[Items from a data source]
────
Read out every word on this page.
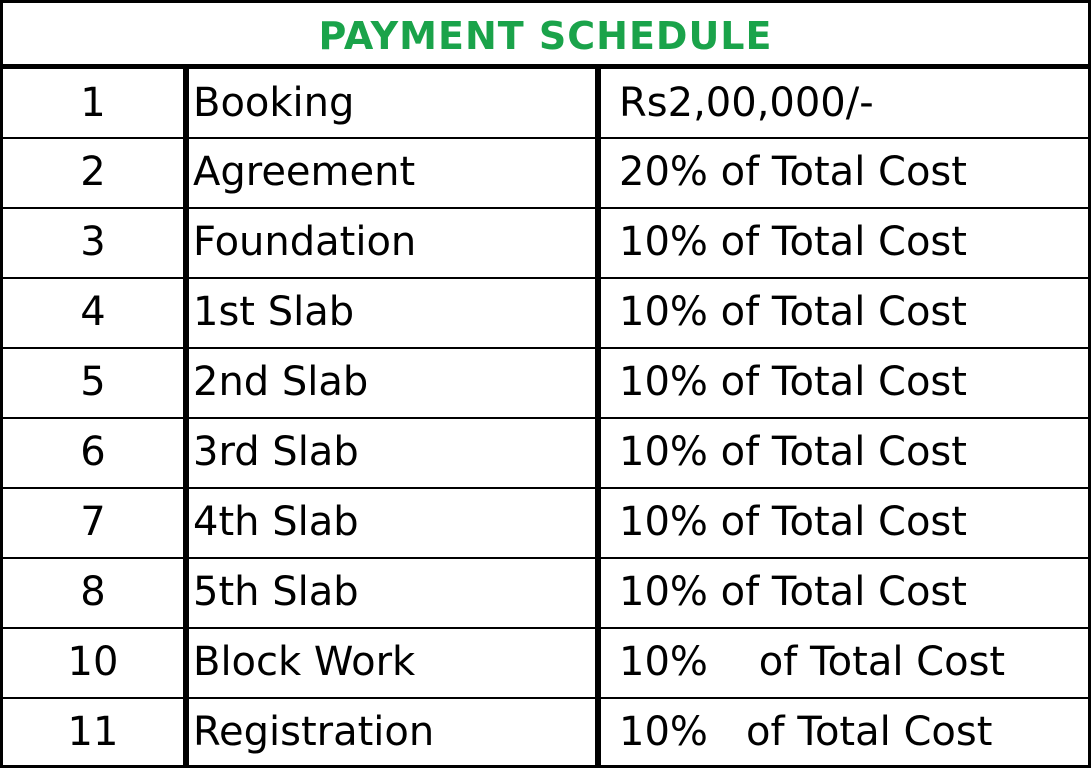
PAYMENT SCHEDULE
1	Booking	Rs2,00,000/-
2	Agreement	20% of Total Cost
3	Foundation	10% of Total Cost
4	1st Slab	10% of Total Cost
5	2nd Slab	10% of Total Cost
6	3rd Slab	10% of Total Cost
7	4th Slab	10% of Total Cost
8	5th Slab	10% of Total Cost
10	Block Work	10%    of Total Cost
11	Registration	10%   of Total Cost
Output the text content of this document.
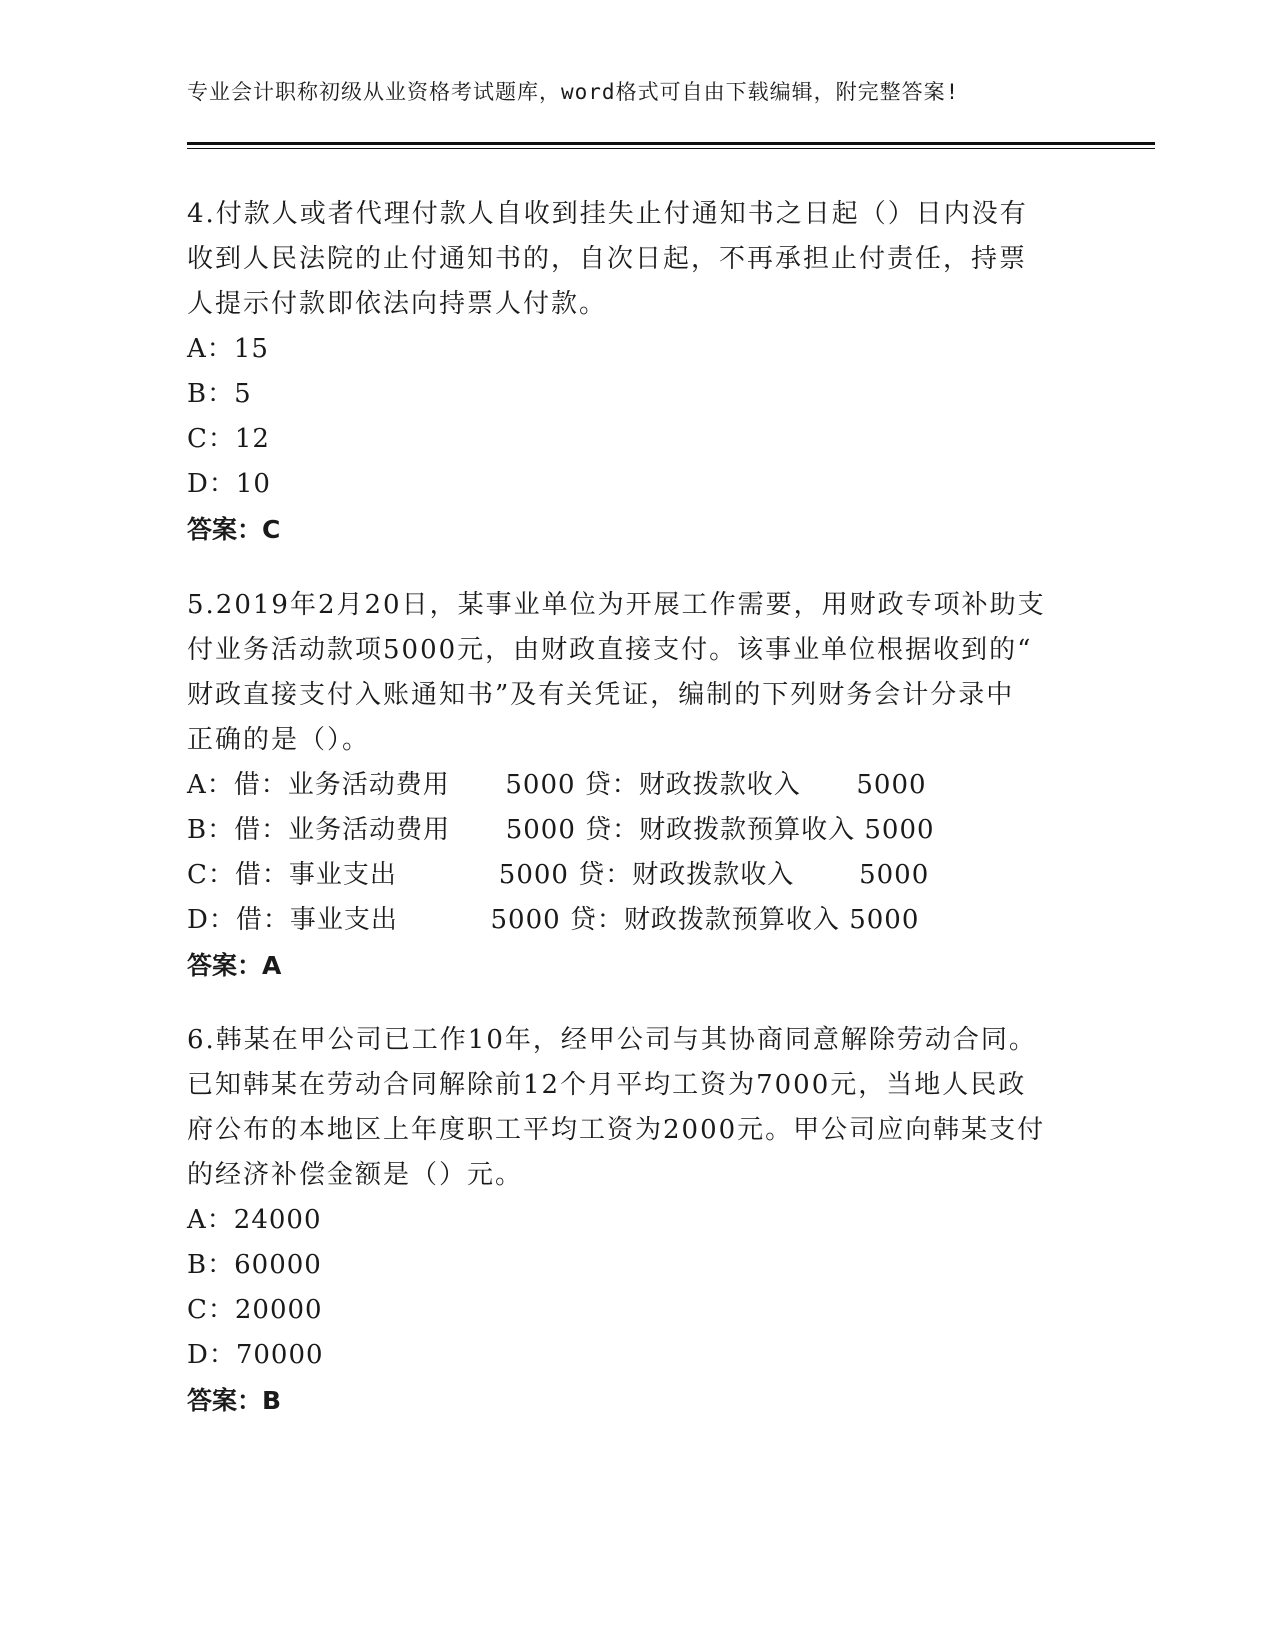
专业会计职称初级从业资格考试题库，word格式可自由下载编辑，附完整答案!
4.付款人或者代理付款人自收到挂失止付通知书之日起（）日内没有
收到人民法院的止付通知书的，自次日起，不再承担止付责任，持票
人提示付款即依法向持票人付款。
A：15
B：5
C：12
D：10
答案：C
5.2019年2月20日，某事业单位为开展工作需要，用财政专项补助支
付业务活动款项5000元，由财政直接支付。该事业单位根据收到的“
财政直接支付入账通知书”及有关凭证，编制的下列财务会计分录中
正确的是（）。
A：借：业务活动费用      5000 贷：财政拨款收入      5000
B：借：业务活动费用      5000 贷：财政拨款预算收入 5000
C：借：事业支出           5000 贷：财政拨款收入       5000
D：借：事业支出          5000 贷：财政拨款预算收入 5000
答案：A
6.韩某在甲公司已工作10年，经甲公司与其协商同意解除劳动合同。
已知韩某在劳动合同解除前12个月平均工资为7000元，当地人民政
府公布的本地区上年度职工平均工资为2000元。甲公司应向韩某支付
的经济补偿金额是（）元。
A：24000
B：60000
C：20000
D：70000
答案：B
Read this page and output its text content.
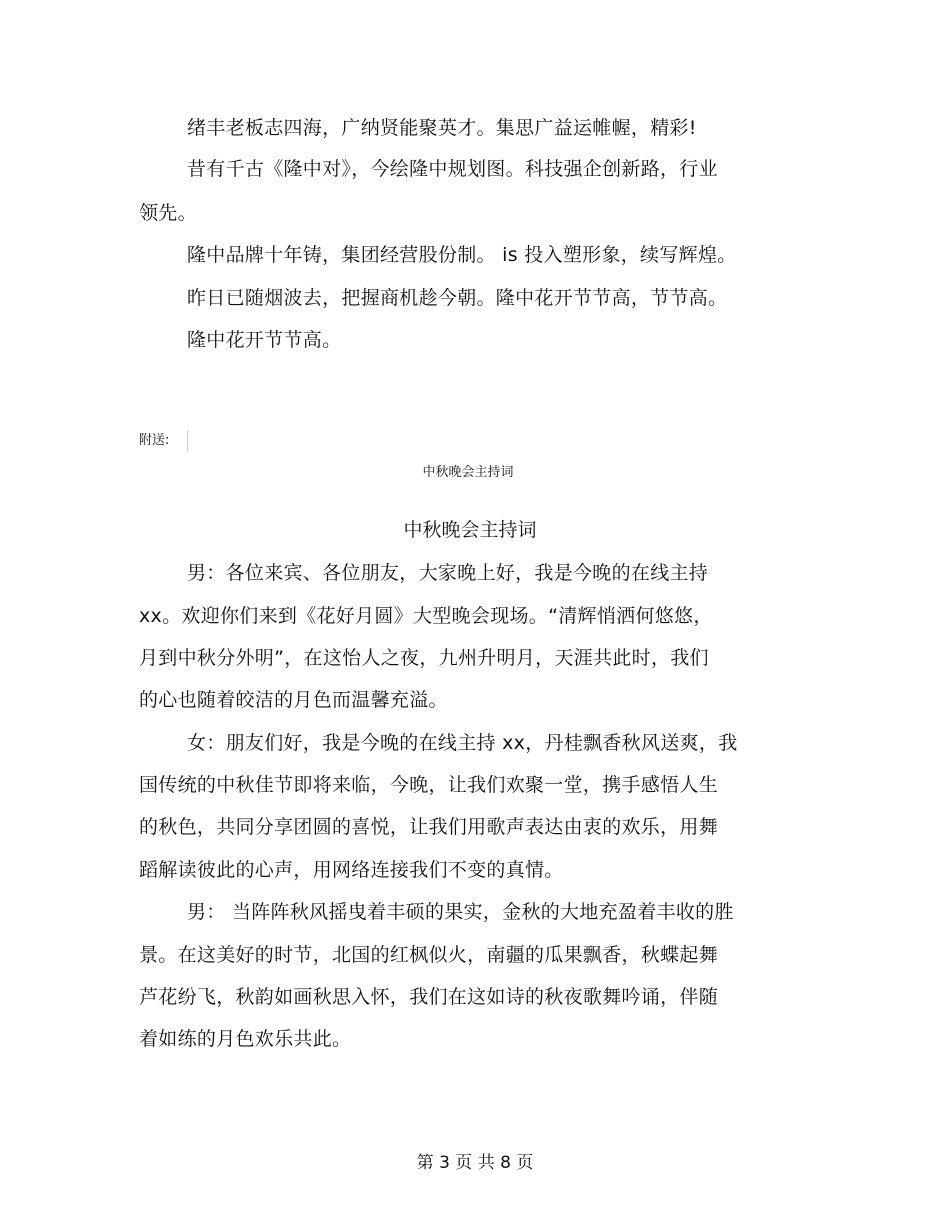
绪丰老板志四海，广纳贤能聚英才。集思广益运帷幄，精彩!
昔有千古《隆中对》，今绘隆中规划图。科技强企创新路，行业
领先。
隆中品牌十年铸，集团经营股份制。 is 投入塑形象，续写辉煌。
昨日已随烟波去，把握商机趁今朝。隆中花开节节高，节节高。
隆中花开节节高。
附送:
中秋晚会主持词
中秋晚会主持词
男：各位来宾、各位朋友，大家晚上好，我是今晚的在线主持
xx。欢迎你们来到《花好月圆》大型晚会现场。“清辉悄洒何悠悠，
月到中秋分外明”，在这怡人之夜，九州升明月，天涯共此时，我们
的心也随着皎洁的月色而温馨充溢。
女：朋友们好，我是今晚的在线主持 xx，丹桂飘香秋风送爽，我
国传统的中秋佳节即将来临，今晚，让我们欢聚一堂，携手感悟人生
的秋色，共同分享团圆的喜悦，让我们用歌声表达由衷的欢乐，用舞
蹈解读彼此的心声，用网络连接我们不变的真情。
男： 当阵阵秋风摇曳着丰硕的果实，金秋的大地充盈着丰收的胜
景。在这美好的时节，北国的红枫似火，南疆的瓜果飘香，秋蝶起舞
芦花纷飞，秋韵如画秋思入怀，我们在这如诗的秋夜歌舞吟诵，伴随
着如练的月色欢乐共此。
第 3 页 共 8 页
────
◆ Work instructions ◆
Please retype the lines from the one that contains "Read this page and output its text content." to the final line of the records, both included, exactly as written and without any pictures.

◆ Solved problem ◆
Read this page and output its text content.
绪丰老板志四海，广纳贤能聚英才。集思广益运帷幄，精彩!
昔有千古《隆中对》，今绘隆中规划图。科技强企创新路，行业
领先。
隆中品牌十年铸，集团经营股份制。 is 投入塑形象，续写辉煌。
昨日已随烟波去，把握商机趁今朝。隆中花开节节高，节节高。
隆中花开节节高。
附送:
中秋晚会主持词
中秋晚会主持词
男：各位来宾、各位朋友，大家晚上好，我是今晚的在线主持
xx。欢迎你们来到《花好月圆》大型晚会现场。“清辉悄洒何悠悠，
月到中秋分外明”，在这怡人之夜，九州升明月，天涯共此时，我们
的心也随着皎洁的月色而温馨充溢。
女：朋友们好，我是今晚的在线主持 xx，丹桂飘香秋风送爽，我
国传统的中秋佳节即将来临，今晚，让我们欢聚一堂，携手感悟人生
的秋色，共同分享团圆的喜悦，让我们用歌声表达由衷的欢乐，用舞
蹈解读彼此的心声，用网络连接我们不变的真情。
男： 当阵阵秋风摇曳着丰硕的果实，金秋的大地充盈着丰收的胜
景。在这美好的时节，北国的红枫似火，南疆的瓜果飘香，秋蝶起舞
芦花纷飞，秋韵如画秋思入怀，我们在这如诗的秋夜歌舞吟诵，伴随
着如练的月色欢乐共此。
第 3 页 共 8 页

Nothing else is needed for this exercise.